═════ RECORDS SUPPLIED ═════
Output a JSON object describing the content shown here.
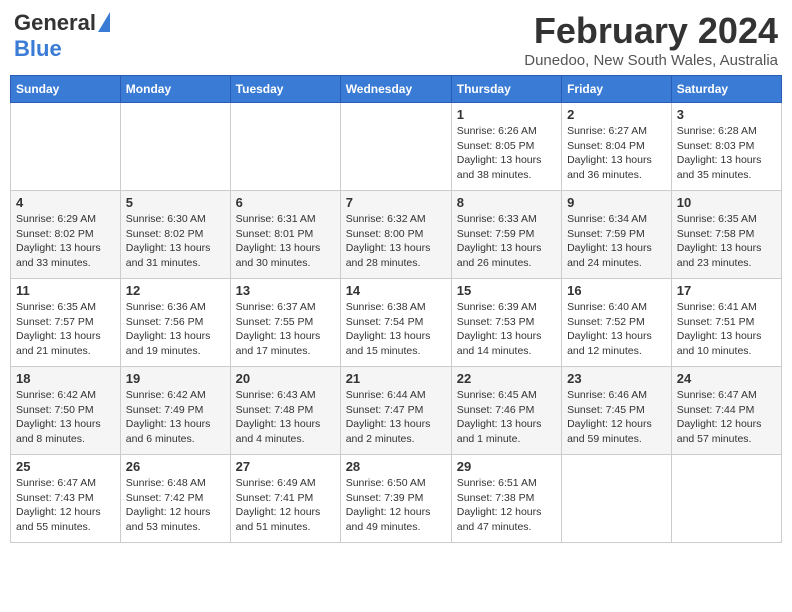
{
  "header": {
    "logo_general": "General",
    "logo_blue": "Blue",
    "month_year": "February 2024",
    "location": "Dunedoo, New South Wales, Australia"
  },
  "days_of_week": [
    "Sunday",
    "Monday",
    "Tuesday",
    "Wednesday",
    "Thursday",
    "Friday",
    "Saturday"
  ],
  "weeks": [
    [
      null,
      null,
      null,
      null,
      {
        "num": "1",
        "sunrise": "6:26 AM",
        "sunset": "8:05 PM",
        "daylight": "13 hours and 38 minutes."
      },
      {
        "num": "2",
        "sunrise": "6:27 AM",
        "sunset": "8:04 PM",
        "daylight": "13 hours and 36 minutes."
      },
      {
        "num": "3",
        "sunrise": "6:28 AM",
        "sunset": "8:03 PM",
        "daylight": "13 hours and 35 minutes."
      }
    ],
    [
      {
        "num": "4",
        "sunrise": "6:29 AM",
        "sunset": "8:02 PM",
        "daylight": "13 hours and 33 minutes."
      },
      {
        "num": "5",
        "sunrise": "6:30 AM",
        "sunset": "8:02 PM",
        "daylight": "13 hours and 31 minutes."
      },
      {
        "num": "6",
        "sunrise": "6:31 AM",
        "sunset": "8:01 PM",
        "daylight": "13 hours and 30 minutes."
      },
      {
        "num": "7",
        "sunrise": "6:32 AM",
        "sunset": "8:00 PM",
        "daylight": "13 hours and 28 minutes."
      },
      {
        "num": "8",
        "sunrise": "6:33 AM",
        "sunset": "7:59 PM",
        "daylight": "13 hours and 26 minutes."
      },
      {
        "num": "9",
        "sunrise": "6:34 AM",
        "sunset": "7:59 PM",
        "daylight": "13 hours and 24 minutes."
      },
      {
        "num": "10",
        "sunrise": "6:35 AM",
        "sunset": "7:58 PM",
        "daylight": "13 hours and 23 minutes."
      }
    ],
    [
      {
        "num": "11",
        "sunrise": "6:35 AM",
        "sunset": "7:57 PM",
        "daylight": "13 hours and 21 minutes."
      },
      {
        "num": "12",
        "sunrise": "6:36 AM",
        "sunset": "7:56 PM",
        "daylight": "13 hours and 19 minutes."
      },
      {
        "num": "13",
        "sunrise": "6:37 AM",
        "sunset": "7:55 PM",
        "daylight": "13 hours and 17 minutes."
      },
      {
        "num": "14",
        "sunrise": "6:38 AM",
        "sunset": "7:54 PM",
        "daylight": "13 hours and 15 minutes."
      },
      {
        "num": "15",
        "sunrise": "6:39 AM",
        "sunset": "7:53 PM",
        "daylight": "13 hours and 14 minutes."
      },
      {
        "num": "16",
        "sunrise": "6:40 AM",
        "sunset": "7:52 PM",
        "daylight": "13 hours and 12 minutes."
      },
      {
        "num": "17",
        "sunrise": "6:41 AM",
        "sunset": "7:51 PM",
        "daylight": "13 hours and 10 minutes."
      }
    ],
    [
      {
        "num": "18",
        "sunrise": "6:42 AM",
        "sunset": "7:50 PM",
        "daylight": "13 hours and 8 minutes."
      },
      {
        "num": "19",
        "sunrise": "6:42 AM",
        "sunset": "7:49 PM",
        "daylight": "13 hours and 6 minutes."
      },
      {
        "num": "20",
        "sunrise": "6:43 AM",
        "sunset": "7:48 PM",
        "daylight": "13 hours and 4 minutes."
      },
      {
        "num": "21",
        "sunrise": "6:44 AM",
        "sunset": "7:47 PM",
        "daylight": "13 hours and 2 minutes."
      },
      {
        "num": "22",
        "sunrise": "6:45 AM",
        "sunset": "7:46 PM",
        "daylight": "13 hours and 1 minute."
      },
      {
        "num": "23",
        "sunrise": "6:46 AM",
        "sunset": "7:45 PM",
        "daylight": "12 hours and 59 minutes."
      },
      {
        "num": "24",
        "sunrise": "6:47 AM",
        "sunset": "7:44 PM",
        "daylight": "12 hours and 57 minutes."
      }
    ],
    [
      {
        "num": "25",
        "sunrise": "6:47 AM",
        "sunset": "7:43 PM",
        "daylight": "12 hours and 55 minutes."
      },
      {
        "num": "26",
        "sunrise": "6:48 AM",
        "sunset": "7:42 PM",
        "daylight": "12 hours and 53 minutes."
      },
      {
        "num": "27",
        "sunrise": "6:49 AM",
        "sunset": "7:41 PM",
        "daylight": "12 hours and 51 minutes."
      },
      {
        "num": "28",
        "sunrise": "6:50 AM",
        "sunset": "7:39 PM",
        "daylight": "12 hours and 49 minutes."
      },
      {
        "num": "29",
        "sunrise": "6:51 AM",
        "sunset": "7:38 PM",
        "daylight": "12 hours and 47 minutes."
      },
      null,
      null
    ]
  ]
}
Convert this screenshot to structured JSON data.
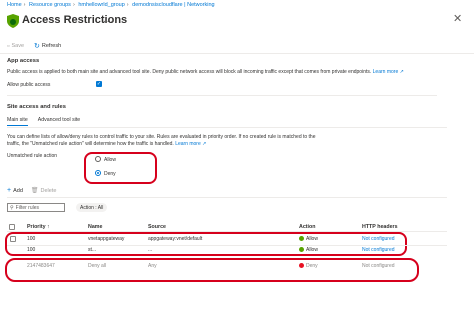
{
  "breadcrumb": [
    "Home",
    "Resource groups",
    "hmhellowrld_group",
    "demodnsiscloudflare | Networking"
  ],
  "page": {
    "title": "Access Restrictions",
    "more": "...",
    "close": "✕"
  },
  "toolbar": {
    "save_label": "Save",
    "refresh_label": "Refresh"
  },
  "app_access": {
    "heading": "App access",
    "description": "Public access is applied to both main site and advanced tool site. Deny public network access will block all incoming traffic except that comes from private endpoints.",
    "learn_more": "Learn more",
    "allow_public_label": "Allow public access",
    "allow_public_checked": true
  },
  "site_access": {
    "heading": "Site access and rules",
    "tabs": [
      "Main site",
      "Advanced tool site"
    ],
    "active_tab": 0,
    "description_line1": "You can define lists of allow/deny rules to control traffic to your site. Rules are evaluated in priority order. If no created rule is matched to the",
    "description_line2_pre": "traffic, the \"Unmatched rule action\" will determine how the traffic is handled.",
    "learn_more": "Learn more",
    "unmatched_label": "Unmatched rule action",
    "options": [
      "Allow",
      "Deny"
    ],
    "selected": "Deny"
  },
  "rules_toolbar": {
    "add_label": "Add",
    "delete_label": "Delete"
  },
  "filter": {
    "placeholder": "Filter rules",
    "pill": "Action : All"
  },
  "table": {
    "headers": [
      "Priority",
      "Name",
      "Source",
      "Action",
      "HTTP headers"
    ],
    "rows": [
      {
        "priority": "100",
        "name": "vnetappgateway",
        "source": "appgateway:vnet/default",
        "action": "Allow",
        "action_status": "allow",
        "headers": "Not configured"
      },
      {
        "priority": "100",
        "name": "st...",
        "source": "...",
        "action": "Allow",
        "action_status": "allow",
        "headers": "Not configured"
      },
      {
        "priority": "2147483647",
        "name": "Deny all",
        "source": "Any",
        "action": "Deny",
        "action_status": "deny",
        "headers": "Not configured"
      }
    ]
  },
  "colors": {
    "accent": "#0078d4",
    "highlight": "#d6001c",
    "allow": "#57a300",
    "deny": "#e81123"
  }
}
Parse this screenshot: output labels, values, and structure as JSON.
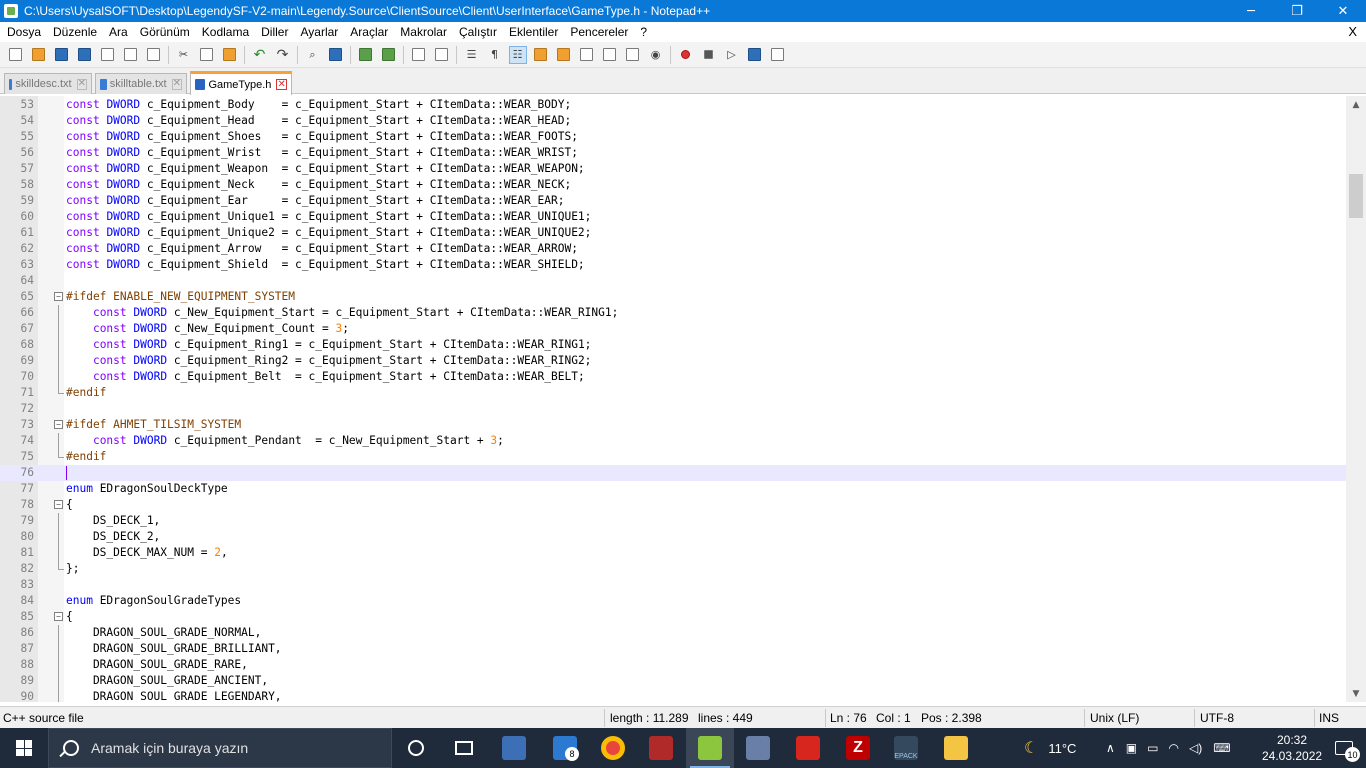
{
  "window": {
    "title": "C:\\Users\\UysalSOFT\\Desktop\\LegendySF-V2-main\\Legendy.Source\\ClientSource\\Client\\UserInterface\\GameType.h - Notepad++",
    "minimize": "─",
    "restore": "❐",
    "close": "✕"
  },
  "menu": {
    "items": [
      "Dosya",
      "Düzenle",
      "Ara",
      "Görünüm",
      "Kodlama",
      "Diller",
      "Ayarlar",
      "Araçlar",
      "Makrolar",
      "Çalıştır",
      "Eklentiler",
      "Pencereler",
      "?"
    ],
    "close_doc": "X"
  },
  "tabs": [
    {
      "label": "skilldesc.txt",
      "active": false
    },
    {
      "label": "skilltable.txt",
      "active": false
    },
    {
      "label": "GameType.h",
      "active": true
    }
  ],
  "editor": {
    "lines": [
      {
        "n": "53",
        "c": "const DWORD c_Equipment_Body    = c_Equipment_Start + CItemData::WEAR_BODY;"
      },
      {
        "n": "54",
        "c": "const DWORD c_Equipment_Head    = c_Equipment_Start + CItemData::WEAR_HEAD;"
      },
      {
        "n": "55",
        "c": "const DWORD c_Equipment_Shoes   = c_Equipment_Start + CItemData::WEAR_FOOTS;"
      },
      {
        "n": "56",
        "c": "const DWORD c_Equipment_Wrist   = c_Equipment_Start + CItemData::WEAR_WRIST;"
      },
      {
        "n": "57",
        "c": "const DWORD c_Equipment_Weapon  = c_Equipment_Start + CItemData::WEAR_WEAPON;"
      },
      {
        "n": "58",
        "c": "const DWORD c_Equipment_Neck    = c_Equipment_Start + CItemData::WEAR_NECK;"
      },
      {
        "n": "59",
        "c": "const DWORD c_Equipment_Ear     = c_Equipment_Start + CItemData::WEAR_EAR;"
      },
      {
        "n": "60",
        "c": "const DWORD c_Equipment_Unique1 = c_Equipment_Start + CItemData::WEAR_UNIQUE1;"
      },
      {
        "n": "61",
        "c": "const DWORD c_Equipment_Unique2 = c_Equipment_Start + CItemData::WEAR_UNIQUE2;"
      },
      {
        "n": "62",
        "c": "const DWORD c_Equipment_Arrow   = c_Equipment_Start + CItemData::WEAR_ARROW;"
      },
      {
        "n": "63",
        "c": "const DWORD c_Equipment_Shield  = c_Equipment_Start + CItemData::WEAR_SHIELD;"
      },
      {
        "n": "64",
        "c": ""
      },
      {
        "n": "65",
        "c": "#ifdef ENABLE_NEW_EQUIPMENT_SYSTEM"
      },
      {
        "n": "66",
        "c": "    const DWORD c_New_Equipment_Start = c_Equipment_Start + CItemData::WEAR_RING1;"
      },
      {
        "n": "67",
        "c": "    const DWORD c_New_Equipment_Count = 3;"
      },
      {
        "n": "68",
        "c": "    const DWORD c_Equipment_Ring1 = c_Equipment_Start + CItemData::WEAR_RING1;"
      },
      {
        "n": "69",
        "c": "    const DWORD c_Equipment_Ring2 = c_Equipment_Start + CItemData::WEAR_RING2;"
      },
      {
        "n": "70",
        "c": "    const DWORD c_Equipment_Belt  = c_Equipment_Start + CItemData::WEAR_BELT;"
      },
      {
        "n": "71",
        "c": "#endif"
      },
      {
        "n": "72",
        "c": ""
      },
      {
        "n": "73",
        "c": "#ifdef AHMET_TILSIM_SYSTEM"
      },
      {
        "n": "74",
        "c": "    const DWORD c_Equipment_Pendant  = c_New_Equipment_Start + 3;"
      },
      {
        "n": "75",
        "c": "#endif"
      },
      {
        "n": "76",
        "c": ""
      },
      {
        "n": "77",
        "c": "enum EDragonSoulDeckType"
      },
      {
        "n": "78",
        "c": "{"
      },
      {
        "n": "79",
        "c": "    DS_DECK_1,"
      },
      {
        "n": "80",
        "c": "    DS_DECK_2,"
      },
      {
        "n": "81",
        "c": "    DS_DECK_MAX_NUM = 2,"
      },
      {
        "n": "82",
        "c": "};"
      },
      {
        "n": "83",
        "c": ""
      },
      {
        "n": "84",
        "c": "enum EDragonSoulGradeTypes"
      },
      {
        "n": "85",
        "c": "{"
      },
      {
        "n": "86",
        "c": "    DRAGON_SOUL_GRADE_NORMAL,"
      },
      {
        "n": "87",
        "c": "    DRAGON_SOUL_GRADE_BRILLIANT,"
      },
      {
        "n": "88",
        "c": "    DRAGON_SOUL_GRADE_RARE,"
      },
      {
        "n": "89",
        "c": "    DRAGON_SOUL_GRADE_ANCIENT,"
      },
      {
        "n": "90",
        "c": "    DRAGON_SOUL_GRADE_LEGENDARY,"
      }
    ],
    "current_line": "76"
  },
  "status": {
    "file_type": "C++ source file",
    "length": "length : 11.289",
    "lines": "lines : 449",
    "ln": "Ln : 76",
    "col": "Col : 1",
    "pos": "Pos : 2.398",
    "eol": "Unix (LF)",
    "encoding": "UTF-8",
    "mode": "INS"
  },
  "taskbar": {
    "search_placeholder": "Aramak için buraya yazın",
    "mail_badge": "8",
    "weather": "11°C",
    "time": "20:32",
    "date": "24.03.2022",
    "notification_count": "10",
    "app_label": "EPACK"
  }
}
═════
*PROBLEM STATEMENT*
Copy all lines of the listing above that contain the string "heading".

*WORKED ANSWER*
    "heading": "App access",
    "heading": "Site access and rules",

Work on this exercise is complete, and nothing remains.